(Excerpts from a figure dataset)
□ □ □ □ □ □ □
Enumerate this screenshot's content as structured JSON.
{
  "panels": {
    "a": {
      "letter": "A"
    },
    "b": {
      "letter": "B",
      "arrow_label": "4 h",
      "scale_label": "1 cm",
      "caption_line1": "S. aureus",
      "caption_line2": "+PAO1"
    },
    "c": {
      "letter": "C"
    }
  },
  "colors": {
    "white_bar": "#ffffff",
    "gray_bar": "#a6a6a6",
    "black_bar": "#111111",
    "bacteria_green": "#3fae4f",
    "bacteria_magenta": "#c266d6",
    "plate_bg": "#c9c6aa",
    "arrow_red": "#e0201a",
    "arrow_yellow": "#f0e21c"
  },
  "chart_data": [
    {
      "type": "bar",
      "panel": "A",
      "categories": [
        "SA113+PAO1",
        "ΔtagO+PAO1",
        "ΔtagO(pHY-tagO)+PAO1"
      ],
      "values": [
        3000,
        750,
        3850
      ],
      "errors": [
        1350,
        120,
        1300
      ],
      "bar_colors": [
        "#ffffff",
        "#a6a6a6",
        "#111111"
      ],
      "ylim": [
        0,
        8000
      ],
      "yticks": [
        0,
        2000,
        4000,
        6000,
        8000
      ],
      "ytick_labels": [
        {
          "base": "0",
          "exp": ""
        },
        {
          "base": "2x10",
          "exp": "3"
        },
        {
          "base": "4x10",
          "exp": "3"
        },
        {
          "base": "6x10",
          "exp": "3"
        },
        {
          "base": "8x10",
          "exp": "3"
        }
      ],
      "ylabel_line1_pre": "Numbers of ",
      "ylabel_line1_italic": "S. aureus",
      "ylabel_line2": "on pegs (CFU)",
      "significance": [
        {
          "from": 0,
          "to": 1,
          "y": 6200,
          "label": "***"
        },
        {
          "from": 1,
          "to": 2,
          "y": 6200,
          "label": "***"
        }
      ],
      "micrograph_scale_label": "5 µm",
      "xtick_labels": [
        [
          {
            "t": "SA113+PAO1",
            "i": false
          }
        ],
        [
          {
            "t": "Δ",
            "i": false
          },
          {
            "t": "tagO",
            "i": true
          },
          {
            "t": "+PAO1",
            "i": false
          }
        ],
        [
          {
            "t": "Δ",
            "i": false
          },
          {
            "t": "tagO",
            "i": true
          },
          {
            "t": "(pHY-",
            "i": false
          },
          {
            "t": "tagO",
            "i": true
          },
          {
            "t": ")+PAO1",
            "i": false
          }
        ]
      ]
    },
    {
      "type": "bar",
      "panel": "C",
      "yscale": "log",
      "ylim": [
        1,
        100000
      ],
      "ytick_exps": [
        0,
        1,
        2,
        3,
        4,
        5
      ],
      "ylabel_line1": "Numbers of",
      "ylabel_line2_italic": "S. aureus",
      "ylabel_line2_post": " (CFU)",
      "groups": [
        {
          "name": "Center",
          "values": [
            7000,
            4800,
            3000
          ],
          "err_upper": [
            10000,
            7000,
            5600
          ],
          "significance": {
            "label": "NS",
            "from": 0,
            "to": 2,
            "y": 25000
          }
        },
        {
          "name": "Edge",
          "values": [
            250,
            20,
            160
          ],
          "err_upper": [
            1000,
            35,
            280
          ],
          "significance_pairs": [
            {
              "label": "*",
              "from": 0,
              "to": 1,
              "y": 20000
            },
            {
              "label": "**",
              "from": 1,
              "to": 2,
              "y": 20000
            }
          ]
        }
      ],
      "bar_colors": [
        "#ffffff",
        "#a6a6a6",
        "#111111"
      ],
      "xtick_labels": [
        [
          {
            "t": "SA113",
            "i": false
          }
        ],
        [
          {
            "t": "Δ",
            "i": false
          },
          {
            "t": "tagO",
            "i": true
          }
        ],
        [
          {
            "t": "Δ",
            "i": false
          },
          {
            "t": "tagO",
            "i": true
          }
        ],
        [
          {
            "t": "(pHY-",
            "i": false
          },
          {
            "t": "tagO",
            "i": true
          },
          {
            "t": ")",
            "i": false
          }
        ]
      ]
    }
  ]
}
□ □ □ □ □ □ □
Line by line, reproduce the records above exactly.

Enumerate this screenshot's content as structured JSON.
{
  "panels": {
    "a": {
      "letter": "A"
    },
    "b": {
      "letter": "B",
      "arrow_label": "4 h",
      "scale_label": "1 cm",
      "caption_line1": "S. aureus",
      "caption_line2": "+PAO1"
    },
    "c": {
      "letter": "C"
    }
  },
  "colors": {
    "white_bar": "#ffffff",
    "gray_bar": "#a6a6a6",
    "black_bar": "#111111",
    "bacteria_green": "#3fae4f",
    "bacteria_magenta": "#c266d6",
    "plate_bg": "#c9c6aa",
    "arrow_red": "#e0201a",
    "arrow_yellow": "#f0e21c"
  },
  "chart_data": [
    {
      "type": "bar",
      "panel": "A",
      "categories": [
        "SA113+PAO1",
        "ΔtagO+PAO1",
        "ΔtagO(pHY-tagO)+PAO1"
      ],
      "values": [
        3000,
        750,
        3850
      ],
      "errors": [
        1350,
        120,
        1300
      ],
      "bar_colors": [
        "#ffffff",
        "#a6a6a6",
        "#111111"
      ],
      "ylim": [
        0,
        8000
      ],
      "yticks": [
        0,
        2000,
        4000,
        6000,
        8000
      ],
      "ytick_labels": [
        {
          "base": "0",
          "exp": ""
        },
        {
          "base": "2x10",
          "exp": "3"
        },
        {
          "base": "4x10",
          "exp": "3"
        },
        {
          "base": "6x10",
          "exp": "3"
        },
        {
          "base": "8x10",
          "exp": "3"
        }
      ],
      "ylabel_line1_pre": "Numbers of ",
      "ylabel_line1_italic": "S. aureus",
      "ylabel_line2": "on pegs (CFU)",
      "significance": [
        {
          "from": 0,
          "to": 1,
          "y": 6200,
          "label": "***"
        },
        {
          "from": 1,
          "to": 2,
          "y": 6200,
          "label": "***"
        }
      ],
      "micrograph_scale_label": "5 µm",
      "xtick_labels": [
        [
          {
            "t": "SA113+PAO1",
            "i": false
          }
        ],
        [
          {
            "t": "Δ",
            "i": false
          },
          {
            "t": "tagO",
            "i": true
          },
          {
            "t": "+PAO1",
            "i": false
          }
        ],
        [
          {
            "t": "Δ",
            "i": false
          },
          {
            "t": "tagO",
            "i": true
          },
          {
            "t": "(pHY-",
            "i": false
          },
          {
            "t": "tagO",
            "i": true
          },
          {
            "t": ")+PAO1",
            "i": false
          }
        ]
      ]
    },
    {
      "type": "bar",
      "panel": "C",
      "yscale": "log",
      "ylim": [
        1,
        100000
      ],
      "ytick_exps": [
        0,
        1,
        2,
        3,
        4,
        5
      ],
      "ylabel_line1": "Numbers of",
      "ylabel_line2_italic": "S. aureus",
      "ylabel_line2_post": " (CFU)",
      "groups": [
        {
          "name": "Center",
          "values": [
            7000,
            4800,
            3000
          ],
          "err_upper": [
            10000,
            7000,
            5600
          ],
          "significance": {
            "label": "NS",
            "from": 0,
            "to": 2,
            "y": 25000
          }
        },
        {
          "name": "Edge",
          "values": [
            250,
            20,
            160
          ],
          "err_upper": [
            1000,
            35,
            280
          ],
          "significance_pairs": [
            {
              "label": "*",
              "from": 0,
              "to": 1,
              "y": 20000
            },
            {
              "label": "**",
              "from": 1,
              "to": 2,
              "y": 20000
            }
          ]
        }
      ],
      "bar_colors": [
        "#ffffff",
        "#a6a6a6",
        "#111111"
      ],
      "xtick_labels": [
        [
          {
            "t": "SA113",
            "i": false
          }
        ],
        [
          {
            "t": "Δ",
            "i": false
          },
          {
            "t": "tagO",
            "i": true
          }
        ],
        [
          {
            "t": "Δ",
            "i": false
          },
          {
            "t": "tagO",
            "i": true
          }
        ],
        [
          {
            "t": "(pHY-",
            "i": false
          },
          {
            "t": "tagO",
            "i": true
          },
          {
            "t": ")",
            "i": false
          }
        ]
      ]
    }
  ]
}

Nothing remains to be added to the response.